From the listing below, pull out every line where the string "ylabel" appears.

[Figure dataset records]
- - - - -

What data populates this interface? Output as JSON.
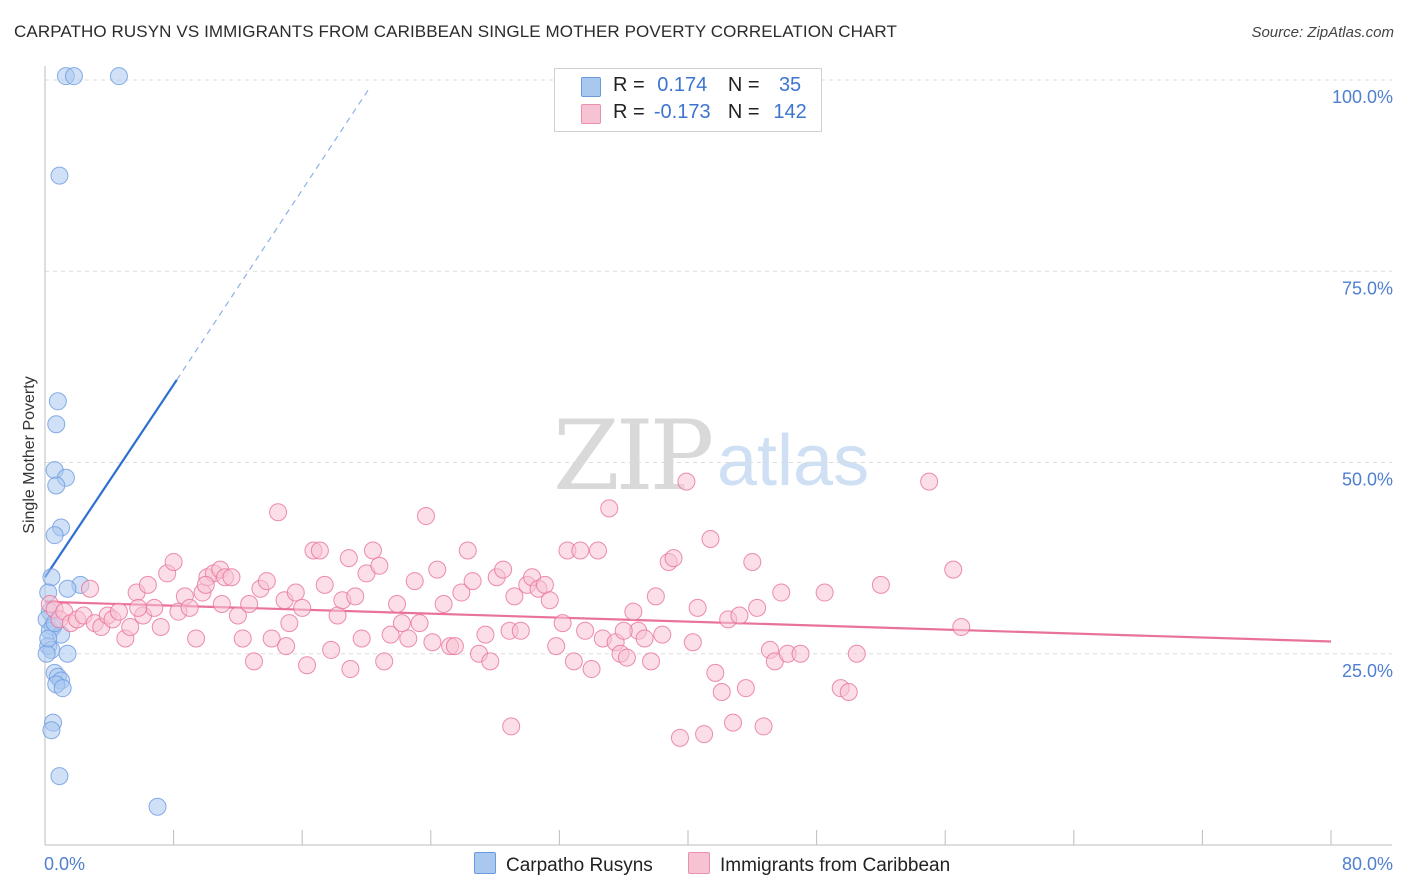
{
  "title": "CARPATHO RUSYN VS IMMIGRANTS FROM CARIBBEAN SINGLE MOTHER POVERTY CORRELATION CHART",
  "source": "Source: ZipAtlas.com",
  "watermark": {
    "zip": "ZIP",
    "atlas": "atlas"
  },
  "legend": {
    "rows": [
      {
        "r_label": "R =",
        "r_value": "0.174",
        "n_label": "N =",
        "n_value": "35",
        "color": "#a9c8f0",
        "border": "#6b9ae0"
      },
      {
        "r_label": "R =",
        "r_value": "-0.173",
        "n_label": "N =",
        "n_value": "142",
        "color": "#f7c3d3",
        "border": "#e890ad"
      }
    ]
  },
  "bottom_legend": {
    "items": [
      {
        "label": "Carpatho Rusyns",
        "color": "#a9c8f0",
        "border": "#6b9ae0"
      },
      {
        "label": "Immigrants from Caribbean",
        "color": "#f7c3d3",
        "border": "#e890ad"
      }
    ]
  },
  "chart_data": {
    "type": "scatter",
    "title": "CARPATHO RUSYN VS IMMIGRANTS FROM CARIBBEAN SINGLE MOTHER POVERTY CORRELATION CHART",
    "xlabel": "",
    "ylabel": "Single Mother Poverty",
    "xlim": [
      0,
      80
    ],
    "ylim": [
      0,
      100
    ],
    "x_tick_labels": [
      "0.0%",
      "80.0%"
    ],
    "y_tick_labels": [
      "25.0%",
      "50.0%",
      "75.0%",
      "100.0%"
    ],
    "y_ticks": [
      25,
      50,
      75,
      100
    ],
    "series": [
      {
        "name": "Carpatho Rusyns",
        "color": "#6b9ae0",
        "fill": "#a9c8f0",
        "r": 0.174,
        "n": 35,
        "trend": {
          "x0": 0.0,
          "y0": 35.0,
          "x1": 8.2,
          "y1": 60.8,
          "dash_to_x": 20.2,
          "dash_to_y": 99.0
        },
        "points": [
          [
            1.3,
            100.5
          ],
          [
            1.8,
            100.5
          ],
          [
            4.6,
            100.5
          ],
          [
            0.9,
            87.5
          ],
          [
            0.8,
            58.0
          ],
          [
            0.7,
            55.0
          ],
          [
            0.6,
            49.0
          ],
          [
            1.3,
            48.0
          ],
          [
            0.7,
            47.0
          ],
          [
            1.0,
            41.5
          ],
          [
            0.6,
            40.5
          ],
          [
            0.4,
            35.0
          ],
          [
            2.2,
            34.0
          ],
          [
            1.4,
            33.5
          ],
          [
            0.2,
            33.0
          ],
          [
            0.3,
            30.5
          ],
          [
            0.1,
            29.5
          ],
          [
            0.5,
            28.5
          ],
          [
            0.3,
            28.0
          ],
          [
            1.0,
            27.5
          ],
          [
            0.2,
            26.0
          ],
          [
            0.4,
            25.5
          ],
          [
            0.1,
            25.0
          ],
          [
            1.4,
            25.0
          ],
          [
            0.6,
            22.5
          ],
          [
            0.8,
            22.0
          ],
          [
            1.0,
            21.5
          ],
          [
            0.7,
            21.0
          ],
          [
            1.1,
            20.5
          ],
          [
            0.5,
            16.0
          ],
          [
            0.4,
            15.0
          ],
          [
            0.9,
            9.0
          ],
          [
            7.0,
            5.0
          ],
          [
            0.2,
            27.0
          ],
          [
            0.6,
            29.0
          ]
        ]
      },
      {
        "name": "Immigrants from Caribbean",
        "color": "#e8729a",
        "fill": "#f7c3d3",
        "r": -0.173,
        "n": 142,
        "trend": {
          "x0": 0.0,
          "y0": 31.8,
          "x1": 80.0,
          "y1": 26.6
        },
        "points": [
          [
            0.3,
            31.5
          ],
          [
            0.6,
            30.8
          ],
          [
            0.9,
            29.5
          ],
          [
            1.2,
            30.5
          ],
          [
            1.6,
            29.0
          ],
          [
            2.0,
            29.5
          ],
          [
            2.4,
            30.0
          ],
          [
            2.8,
            33.5
          ],
          [
            3.1,
            29.0
          ],
          [
            3.5,
            28.5
          ],
          [
            3.9,
            30.0
          ],
          [
            4.2,
            29.5
          ],
          [
            4.6,
            30.5
          ],
          [
            5.0,
            27.0
          ],
          [
            5.3,
            28.5
          ],
          [
            5.7,
            33.0
          ],
          [
            6.1,
            30.0
          ],
          [
            6.4,
            34.0
          ],
          [
            6.8,
            31.0
          ],
          [
            7.2,
            28.5
          ],
          [
            7.6,
            35.5
          ],
          [
            8.0,
            37.0
          ],
          [
            8.3,
            30.5
          ],
          [
            8.7,
            32.5
          ],
          [
            9.0,
            31.0
          ],
          [
            9.4,
            27.0
          ],
          [
            9.8,
            33.0
          ],
          [
            10.1,
            35.0
          ],
          [
            10.5,
            35.5
          ],
          [
            10.9,
            36.0
          ],
          [
            11.2,
            35.0
          ],
          [
            11.6,
            35.0
          ],
          [
            12.0,
            30.0
          ],
          [
            12.3,
            27.0
          ],
          [
            12.7,
            31.5
          ],
          [
            13.0,
            24.0
          ],
          [
            13.4,
            33.5
          ],
          [
            13.8,
            34.5
          ],
          [
            14.1,
            27.0
          ],
          [
            14.5,
            43.5
          ],
          [
            14.9,
            32.0
          ],
          [
            15.2,
            29.0
          ],
          [
            15.6,
            33.0
          ],
          [
            16.0,
            31.0
          ],
          [
            16.3,
            23.5
          ],
          [
            16.7,
            38.5
          ],
          [
            17.1,
            38.5
          ],
          [
            17.4,
            34.0
          ],
          [
            17.8,
            25.5
          ],
          [
            18.2,
            30.0
          ],
          [
            18.5,
            32.0
          ],
          [
            18.9,
            37.5
          ],
          [
            19.3,
            32.5
          ],
          [
            19.7,
            27.0
          ],
          [
            20.0,
            35.5
          ],
          [
            20.4,
            38.5
          ],
          [
            20.8,
            36.5
          ],
          [
            21.1,
            24.0
          ],
          [
            21.5,
            27.5
          ],
          [
            21.9,
            31.5
          ],
          [
            22.2,
            29.0
          ],
          [
            22.6,
            27.0
          ],
          [
            23.0,
            34.5
          ],
          [
            23.3,
            29.0
          ],
          [
            23.7,
            43.0
          ],
          [
            24.1,
            26.5
          ],
          [
            24.4,
            36.0
          ],
          [
            24.8,
            31.5
          ],
          [
            25.2,
            26.0
          ],
          [
            25.5,
            26.0
          ],
          [
            25.9,
            33.0
          ],
          [
            26.3,
            38.5
          ],
          [
            26.6,
            34.5
          ],
          [
            27.0,
            25.0
          ],
          [
            27.4,
            27.5
          ],
          [
            27.7,
            24.0
          ],
          [
            28.1,
            35.0
          ],
          [
            28.5,
            36.0
          ],
          [
            28.9,
            28.0
          ],
          [
            29.2,
            32.5
          ],
          [
            29.6,
            28.0
          ],
          [
            30.0,
            34.0
          ],
          [
            30.3,
            35.0
          ],
          [
            30.7,
            33.5
          ],
          [
            31.1,
            34.0
          ],
          [
            31.4,
            32.0
          ],
          [
            31.8,
            26.0
          ],
          [
            32.2,
            29.0
          ],
          [
            32.5,
            38.5
          ],
          [
            32.9,
            24.0
          ],
          [
            33.3,
            38.5
          ],
          [
            33.6,
            28.0
          ],
          [
            34.0,
            23.0
          ],
          [
            34.4,
            38.5
          ],
          [
            34.7,
            27.0
          ],
          [
            35.1,
            44.0
          ],
          [
            35.5,
            26.5
          ],
          [
            35.8,
            25.0
          ],
          [
            36.2,
            24.5
          ],
          [
            36.6,
            30.5
          ],
          [
            36.9,
            28.0
          ],
          [
            37.3,
            27.0
          ],
          [
            37.7,
            24.0
          ],
          [
            38.0,
            32.5
          ],
          [
            38.4,
            27.5
          ],
          [
            38.8,
            37.0
          ],
          [
            39.1,
            37.5
          ],
          [
            39.5,
            14.0
          ],
          [
            39.9,
            47.5
          ],
          [
            40.3,
            26.5
          ],
          [
            40.6,
            31.0
          ],
          [
            41.0,
            14.5
          ],
          [
            41.4,
            40.0
          ],
          [
            41.7,
            22.5
          ],
          [
            42.1,
            20.0
          ],
          [
            42.5,
            29.5
          ],
          [
            42.8,
            16.0
          ],
          [
            43.2,
            30.0
          ],
          [
            43.6,
            20.5
          ],
          [
            44.0,
            37.0
          ],
          [
            44.3,
            31.0
          ],
          [
            44.7,
            15.5
          ],
          [
            45.1,
            25.5
          ],
          [
            45.4,
            24.0
          ],
          [
            45.8,
            33.0
          ],
          [
            46.2,
            25.0
          ],
          [
            47.0,
            25.0
          ],
          [
            48.5,
            33.0
          ],
          [
            49.5,
            20.5
          ],
          [
            50.0,
            20.0
          ],
          [
            50.5,
            25.0
          ],
          [
            52.0,
            34.0
          ],
          [
            55.0,
            47.5
          ],
          [
            56.5,
            36.0
          ],
          [
            57.0,
            28.5
          ],
          [
            29.0,
            15.5
          ],
          [
            36.0,
            28.0
          ],
          [
            19.0,
            23.0
          ],
          [
            15.0,
            26.0
          ],
          [
            10.0,
            34.0
          ],
          [
            11.0,
            31.5
          ],
          [
            5.8,
            31.0
          ]
        ]
      }
    ]
  }
}
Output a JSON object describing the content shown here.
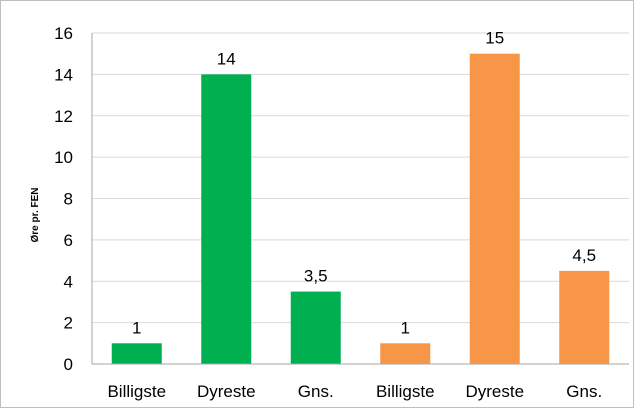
{
  "chart_data": {
    "type": "bar",
    "ylabel": "Øre pr. FEN",
    "ylim": [
      0,
      16
    ],
    "yticks": [
      0,
      2,
      4,
      6,
      8,
      10,
      12,
      14,
      16
    ],
    "grid": true,
    "legend": "none",
    "categories": [
      "Billigste",
      "Dyreste",
      "Gns.",
      "Billigste",
      "Dyreste",
      "Gns."
    ],
    "values": [
      1,
      14,
      3.5,
      1,
      15,
      4.5
    ],
    "data_labels": [
      "1",
      "14",
      "3,5",
      "1",
      "15",
      "4,5"
    ],
    "bar_colors": [
      "#00b050",
      "#00b050",
      "#00b050",
      "#f79646",
      "#f79646",
      "#f79646"
    ]
  }
}
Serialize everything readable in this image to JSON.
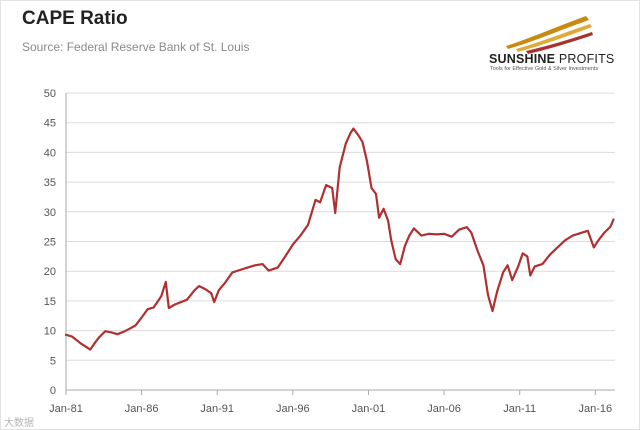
{
  "title": "CAPE Ratio",
  "subtitle": "Source: Federal Reserve Bank of St. Louis",
  "logo": {
    "name_bold": "SUNSHINE",
    "name_light": "PROFITS",
    "tagline": "Tools for Effective Gold & Silver Investments"
  },
  "watermark": "大数据",
  "colors": {
    "line": "#b03030",
    "grid": "#dcdcdc",
    "axis": "#a8a8a8",
    "logo_accent": "#d4961e"
  },
  "chart_data": {
    "type": "line",
    "title": "CAPE Ratio",
    "xlabel": "",
    "ylabel": "",
    "xlim": [
      1981.0,
      2017.3
    ],
    "ylim": [
      0,
      50
    ],
    "yticks": [
      0,
      5,
      10,
      15,
      20,
      25,
      30,
      35,
      40,
      45,
      50
    ],
    "xticks": [
      {
        "label": "Jan-81",
        "x": 1981
      },
      {
        "label": "Jan-86",
        "x": 1986
      },
      {
        "label": "Jan-91",
        "x": 1991
      },
      {
        "label": "Jan-96",
        "x": 1996
      },
      {
        "label": "Jan-01",
        "x": 2001
      },
      {
        "label": "Jan-06",
        "x": 2006
      },
      {
        "label": "Jan-11",
        "x": 2011
      },
      {
        "label": "Jan-16",
        "x": 2016
      }
    ],
    "grid": "horizontal",
    "series": [
      {
        "values": [
          [
            1981.0,
            9.3
          ],
          [
            1981.4,
            9.0
          ],
          [
            1981.7,
            8.4
          ],
          [
            1982.0,
            7.8
          ],
          [
            1982.3,
            7.3
          ],
          [
            1982.6,
            6.8
          ],
          [
            1982.9,
            7.9
          ],
          [
            1983.2,
            8.9
          ],
          [
            1983.6,
            9.9
          ],
          [
            1984.0,
            9.7
          ],
          [
            1984.4,
            9.4
          ],
          [
            1984.8,
            9.8
          ],
          [
            1985.2,
            10.3
          ],
          [
            1985.6,
            10.9
          ],
          [
            1986.0,
            12.2
          ],
          [
            1986.4,
            13.6
          ],
          [
            1986.8,
            13.9
          ],
          [
            1987.3,
            15.8
          ],
          [
            1987.6,
            18.2
          ],
          [
            1987.8,
            13.8
          ],
          [
            1988.2,
            14.4
          ],
          [
            1988.6,
            14.8
          ],
          [
            1989.0,
            15.2
          ],
          [
            1989.5,
            16.8
          ],
          [
            1989.8,
            17.5
          ],
          [
            1990.2,
            17.0
          ],
          [
            1990.6,
            16.3
          ],
          [
            1990.8,
            14.8
          ],
          [
            1991.1,
            16.8
          ],
          [
            1991.5,
            18.0
          ],
          [
            1992.0,
            19.8
          ],
          [
            1992.5,
            20.2
          ],
          [
            1993.0,
            20.6
          ],
          [
            1993.5,
            21.0
          ],
          [
            1994.0,
            21.2
          ],
          [
            1994.4,
            20.1
          ],
          [
            1995.0,
            20.6
          ],
          [
            1995.5,
            22.5
          ],
          [
            1996.0,
            24.5
          ],
          [
            1996.5,
            26.0
          ],
          [
            1997.0,
            27.8
          ],
          [
            1997.5,
            32.0
          ],
          [
            1997.8,
            31.6
          ],
          [
            1998.2,
            34.5
          ],
          [
            1998.6,
            34.0
          ],
          [
            1998.8,
            29.8
          ],
          [
            1999.1,
            37.5
          ],
          [
            1999.5,
            41.5
          ],
          [
            1999.8,
            43.2
          ],
          [
            2000.0,
            44.0
          ],
          [
            2000.3,
            43.0
          ],
          [
            2000.6,
            41.8
          ],
          [
            2000.9,
            38.5
          ],
          [
            2001.2,
            34.0
          ],
          [
            2001.5,
            33.0
          ],
          [
            2001.7,
            29.0
          ],
          [
            2002.0,
            30.5
          ],
          [
            2002.3,
            28.5
          ],
          [
            2002.5,
            25.2
          ],
          [
            2002.8,
            22.0
          ],
          [
            2003.1,
            21.2
          ],
          [
            2003.4,
            24.2
          ],
          [
            2003.7,
            26.0
          ],
          [
            2004.0,
            27.2
          ],
          [
            2004.5,
            26.0
          ],
          [
            2005.0,
            26.3
          ],
          [
            2005.5,
            26.2
          ],
          [
            2006.0,
            26.3
          ],
          [
            2006.5,
            25.8
          ],
          [
            2007.0,
            27.0
          ],
          [
            2007.5,
            27.4
          ],
          [
            2007.8,
            26.5
          ],
          [
            2008.2,
            23.5
          ],
          [
            2008.6,
            21.0
          ],
          [
            2008.9,
            16.0
          ],
          [
            2009.2,
            13.3
          ],
          [
            2009.5,
            16.5
          ],
          [
            2009.9,
            19.8
          ],
          [
            2010.2,
            21.0
          ],
          [
            2010.5,
            18.5
          ],
          [
            2010.9,
            20.8
          ],
          [
            2011.2,
            23.0
          ],
          [
            2011.5,
            22.5
          ],
          [
            2011.7,
            19.3
          ],
          [
            2012.0,
            20.8
          ],
          [
            2012.5,
            21.2
          ],
          [
            2013.0,
            22.8
          ],
          [
            2013.5,
            24.0
          ],
          [
            2014.0,
            25.2
          ],
          [
            2014.5,
            26.0
          ],
          [
            2015.0,
            26.4
          ],
          [
            2015.5,
            26.8
          ],
          [
            2015.9,
            24.0
          ],
          [
            2016.2,
            25.2
          ],
          [
            2016.6,
            26.5
          ],
          [
            2017.0,
            27.5
          ],
          [
            2017.2,
            28.7
          ]
        ]
      }
    ]
  }
}
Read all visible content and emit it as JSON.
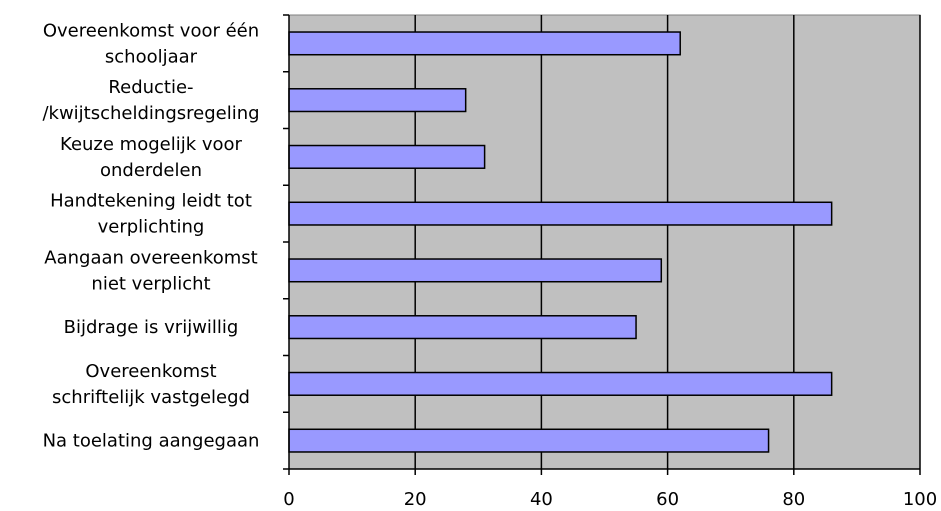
{
  "chart_data": {
    "type": "bar",
    "orientation": "horizontal",
    "categories": [
      [
        "Overeenkomst voor één",
        "schooljaar"
      ],
      [
        "Reductie-",
        "/kwijtscheldingsregeling"
      ],
      [
        "Keuze mogelijk voor",
        "onderdelen"
      ],
      [
        "Handtekening leidt tot",
        "verplichting"
      ],
      [
        "Aangaan overeenkomst",
        "niet verplicht"
      ],
      [
        "Bijdrage is vrijwillig"
      ],
      [
        "Overeenkomst",
        "schriftelijk vastgelegd"
      ],
      [
        "Na toelating aangegaan"
      ]
    ],
    "values": [
      62,
      28,
      31,
      86,
      59,
      55,
      86,
      76
    ],
    "xlim": [
      0,
      100
    ],
    "xticks": [
      0,
      20,
      40,
      60,
      80,
      100
    ],
    "xtick_labels": [
      "0",
      "20",
      "40",
      "60",
      "80",
      "100"
    ],
    "title": "",
    "xlabel": "",
    "ylabel": "",
    "grid": "vertical",
    "legend": "none",
    "colors": {
      "bar_fill": "#9999ff",
      "bar_stroke": "#000000",
      "plot_background": "#c0c0c0",
      "gridline": "#000000"
    }
  }
}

- - - - -

### Right answer
    "ylabel": "Single Mother Poverty",
    "ylabel": "Øre pr. FEN",
    "ylabel": "",
    "ylabel": "",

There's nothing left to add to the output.